Records for the exercise -
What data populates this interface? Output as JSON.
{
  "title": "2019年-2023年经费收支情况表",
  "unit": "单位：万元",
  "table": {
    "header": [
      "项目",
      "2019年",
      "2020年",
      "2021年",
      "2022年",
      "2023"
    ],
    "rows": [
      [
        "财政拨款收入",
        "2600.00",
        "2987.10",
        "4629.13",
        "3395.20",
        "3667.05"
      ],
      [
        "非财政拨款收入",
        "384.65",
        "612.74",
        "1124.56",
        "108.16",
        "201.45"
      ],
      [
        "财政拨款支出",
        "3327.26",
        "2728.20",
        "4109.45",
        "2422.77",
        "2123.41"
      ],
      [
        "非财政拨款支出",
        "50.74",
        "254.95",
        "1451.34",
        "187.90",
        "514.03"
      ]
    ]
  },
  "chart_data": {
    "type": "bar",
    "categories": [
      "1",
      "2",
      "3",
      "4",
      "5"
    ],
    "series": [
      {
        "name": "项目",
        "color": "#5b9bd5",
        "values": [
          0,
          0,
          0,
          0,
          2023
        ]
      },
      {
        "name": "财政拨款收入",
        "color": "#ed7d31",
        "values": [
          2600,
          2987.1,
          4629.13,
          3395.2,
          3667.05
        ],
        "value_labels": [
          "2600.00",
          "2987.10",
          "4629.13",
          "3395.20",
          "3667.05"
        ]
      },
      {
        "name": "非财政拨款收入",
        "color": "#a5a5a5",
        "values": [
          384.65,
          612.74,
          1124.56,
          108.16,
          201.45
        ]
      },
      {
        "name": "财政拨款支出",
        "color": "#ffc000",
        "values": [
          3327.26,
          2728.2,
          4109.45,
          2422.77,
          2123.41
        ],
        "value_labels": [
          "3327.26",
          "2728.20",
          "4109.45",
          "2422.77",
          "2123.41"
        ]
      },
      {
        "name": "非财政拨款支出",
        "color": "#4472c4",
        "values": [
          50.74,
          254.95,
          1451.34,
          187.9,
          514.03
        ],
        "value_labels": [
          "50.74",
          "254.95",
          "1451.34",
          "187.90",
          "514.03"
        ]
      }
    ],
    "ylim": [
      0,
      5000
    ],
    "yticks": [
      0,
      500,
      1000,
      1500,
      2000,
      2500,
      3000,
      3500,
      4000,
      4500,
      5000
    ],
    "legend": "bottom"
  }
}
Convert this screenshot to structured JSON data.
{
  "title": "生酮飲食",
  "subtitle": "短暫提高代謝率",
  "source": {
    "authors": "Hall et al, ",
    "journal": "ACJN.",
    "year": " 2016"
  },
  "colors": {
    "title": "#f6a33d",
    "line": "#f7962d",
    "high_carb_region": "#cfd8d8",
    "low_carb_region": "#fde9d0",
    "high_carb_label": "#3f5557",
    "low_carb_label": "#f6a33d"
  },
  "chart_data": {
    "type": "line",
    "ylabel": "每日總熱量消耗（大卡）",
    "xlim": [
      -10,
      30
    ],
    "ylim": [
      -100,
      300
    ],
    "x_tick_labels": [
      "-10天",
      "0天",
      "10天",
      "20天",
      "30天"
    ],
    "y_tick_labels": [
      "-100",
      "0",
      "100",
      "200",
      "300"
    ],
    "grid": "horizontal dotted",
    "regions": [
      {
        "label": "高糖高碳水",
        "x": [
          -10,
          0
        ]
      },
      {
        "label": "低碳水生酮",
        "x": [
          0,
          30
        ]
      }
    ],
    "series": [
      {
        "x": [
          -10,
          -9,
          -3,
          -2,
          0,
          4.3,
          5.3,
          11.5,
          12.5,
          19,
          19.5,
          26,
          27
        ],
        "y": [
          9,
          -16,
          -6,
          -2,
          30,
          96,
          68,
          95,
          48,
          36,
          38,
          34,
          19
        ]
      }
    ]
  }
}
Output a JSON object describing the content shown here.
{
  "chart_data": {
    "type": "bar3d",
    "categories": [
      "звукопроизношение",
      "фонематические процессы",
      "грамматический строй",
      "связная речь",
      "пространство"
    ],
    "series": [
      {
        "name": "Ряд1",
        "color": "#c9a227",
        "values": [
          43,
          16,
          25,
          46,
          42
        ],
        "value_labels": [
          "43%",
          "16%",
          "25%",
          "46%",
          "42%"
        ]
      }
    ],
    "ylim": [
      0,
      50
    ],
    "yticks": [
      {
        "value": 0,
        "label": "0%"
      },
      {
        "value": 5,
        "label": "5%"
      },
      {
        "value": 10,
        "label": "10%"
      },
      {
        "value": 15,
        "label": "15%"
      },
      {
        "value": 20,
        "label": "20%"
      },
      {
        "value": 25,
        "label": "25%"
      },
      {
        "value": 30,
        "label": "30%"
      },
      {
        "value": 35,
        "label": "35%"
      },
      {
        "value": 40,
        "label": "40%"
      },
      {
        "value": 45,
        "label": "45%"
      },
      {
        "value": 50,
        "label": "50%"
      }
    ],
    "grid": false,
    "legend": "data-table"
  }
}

Task brief - Quote the data in full, keeping each word unchanged.

Reply to the task -
What data populates this interface? Output as JSON.
{
  "title": "2019年-2023年经费收支情况表",
  "unit": "单位：万元",
  "table": {
    "header": [
      "项目",
      "2019年",
      "2020年",
      "2021年",
      "2022年",
      "2023"
    ],
    "rows": [
      [
        "财政拨款收入",
        "2600.00",
        "2987.10",
        "4629.13",
        "3395.20",
        "3667.05"
      ],
      [
        "非财政拨款收入",
        "384.65",
        "612.74",
        "1124.56",
        "108.16",
        "201.45"
      ],
      [
        "财政拨款支出",
        "3327.26",
        "2728.20",
        "4109.45",
        "2422.77",
        "2123.41"
      ],
      [
        "非财政拨款支出",
        "50.74",
        "254.95",
        "1451.34",
        "187.90",
        "514.03"
      ]
    ]
  },
  "chart_data": {
    "type": "bar",
    "categories": [
      "1",
      "2",
      "3",
      "4",
      "5"
    ],
    "series": [
      {
        "name": "项目",
        "color": "#5b9bd5",
        "values": [
          0,
          0,
          0,
          0,
          2023
        ]
      },
      {
        "name": "财政拨款收入",
        "color": "#ed7d31",
        "values": [
          2600,
          2987.1,
          4629.13,
          3395.2,
          3667.05
        ],
        "value_labels": [
          "2600.00",
          "2987.10",
          "4629.13",
          "3395.20",
          "3667.05"
        ]
      },
      {
        "name": "非财政拨款收入",
        "color": "#a5a5a5",
        "values": [
          384.65,
          612.74,
          1124.56,
          108.16,
          201.45
        ]
      },
      {
        "name": "财政拨款支出",
        "color": "#ffc000",
        "values": [
          3327.26,
          2728.2,
          4109.45,
          2422.77,
          2123.41
        ],
        "value_labels": [
          "3327.26",
          "2728.20",
          "4109.45",
          "2422.77",
          "2123.41"
        ]
      },
      {
        "name": "非财政拨款支出",
        "color": "#4472c4",
        "values": [
          50.74,
          254.95,
          1451.34,
          187.9,
          514.03
        ],
        "value_labels": [
          "50.74",
          "254.95",
          "1451.34",
          "187.90",
          "514.03"
        ]
      }
    ],
    "ylim": [
      0,
      5000
    ],
    "yticks": [
      0,
      500,
      1000,
      1500,
      2000,
      2500,
      3000,
      3500,
      4000,
      4500,
      5000
    ],
    "legend": "bottom"
  }
}
Convert this screenshot to structured JSON data.
{
  "title": "生酮飲食",
  "subtitle": "短暫提高代謝率",
  "source": {
    "authors": "Hall et al, ",
    "journal": "ACJN.",
    "year": " 2016"
  },
  "colors": {
    "title": "#f6a33d",
    "line": "#f7962d",
    "high_carb_region": "#cfd8d8",
    "low_carb_region": "#fde9d0",
    "high_carb_label": "#3f5557",
    "low_carb_label": "#f6a33d"
  },
  "chart_data": {
    "type": "line",
    "ylabel": "每日總熱量消耗（大卡）",
    "xlim": [
      -10,
      30
    ],
    "ylim": [
      -100,
      300
    ],
    "x_tick_labels": [
      "-10天",
      "0天",
      "10天",
      "20天",
      "30天"
    ],
    "y_tick_labels": [
      "-100",
      "0",
      "100",
      "200",
      "300"
    ],
    "grid": "horizontal dotted",
    "regions": [
      {
        "label": "高糖高碳水",
        "x": [
          -10,
          0
        ]
      },
      {
        "label": "低碳水生酮",
        "x": [
          0,
          30
        ]
      }
    ],
    "series": [
      {
        "x": [
          -10,
          -9,
          -3,
          -2,
          0,
          4.3,
          5.3,
          11.5,
          12.5,
          19,
          19.5,
          26,
          27
        ],
        "y": [
          9,
          -16,
          -6,
          -2,
          30,
          96,
          68,
          95,
          48,
          36,
          38,
          34,
          19
        ]
      }
    ]
  }
}
Output a JSON object describing the content shown here.
{
  "chart_data": {
    "type": "bar3d",
    "categories": [
      "звукопроизношение",
      "фонематические процессы",
      "грамматический строй",
      "связная речь",
      "пространство"
    ],
    "series": [
      {
        "name": "Ряд1",
        "color": "#c9a227",
        "values": [
          43,
          16,
          25,
          46,
          42
        ],
        "value_labels": [
          "43%",
          "16%",
          "25%",
          "46%",
          "42%"
        ]
      }
    ],
    "ylim": [
      0,
      50
    ],
    "yticks": [
      {
        "value": 0,
        "label": "0%"
      },
      {
        "value": 5,
        "label": "5%"
      },
      {
        "value": 10,
        "label": "10%"
      },
      {
        "value": 15,
        "label": "15%"
      },
      {
        "value": 20,
        "label": "20%"
      },
      {
        "value": 25,
        "label": "25%"
      },
      {
        "value": 30,
        "label": "30%"
      },
      {
        "value": 35,
        "label": "35%"
      },
      {
        "value": 40,
        "label": "40%"
      },
      {
        "value": 45,
        "label": "45%"
      },
      {
        "value": 50,
        "label": "50%"
      }
    ],
    "grid": false,
    "legend": "data-table"
  }
}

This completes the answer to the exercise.